## Records to process
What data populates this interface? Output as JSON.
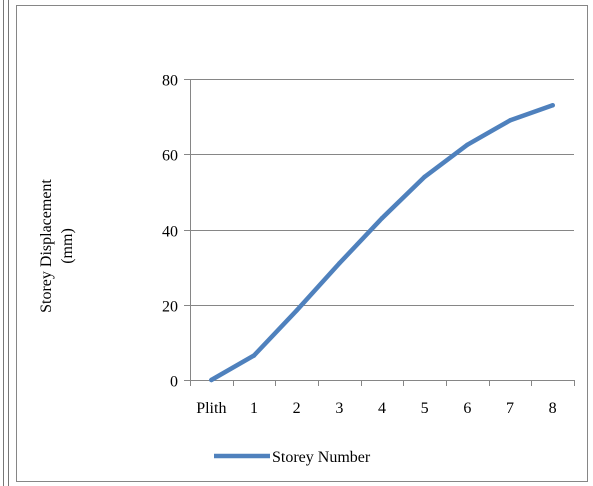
{
  "colors": {
    "series": "#4f81bd",
    "gridline": "#868686",
    "axis": "#868686",
    "frame": "#777777"
  },
  "chart_data": {
    "type": "line",
    "categories": [
      "Plith",
      "1",
      "2",
      "3",
      "4",
      "5",
      "6",
      "7",
      "8"
    ],
    "series": [
      {
        "name": "Storey Number",
        "values": [
          0,
          6.5,
          18.5,
          31,
          43,
          54,
          62.5,
          69,
          73
        ]
      }
    ],
    "title": "",
    "xlabel": "",
    "ylabel": "Storey Displacement (mm)",
    "ylabel_lines": [
      "Storey Displacement",
      "(mm)"
    ],
    "ylim": [
      0,
      80
    ],
    "yticks": [
      0,
      20,
      40,
      60,
      80
    ],
    "grid": true,
    "legend_position": "bottom"
  }
}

## Directive
Every line of the records that includes the word "Storey" should be gathered.

## Final answer
        "name": "Storey Number",
    "ylabel": "Storey Displacement (mm)",
      "Storey Displacement",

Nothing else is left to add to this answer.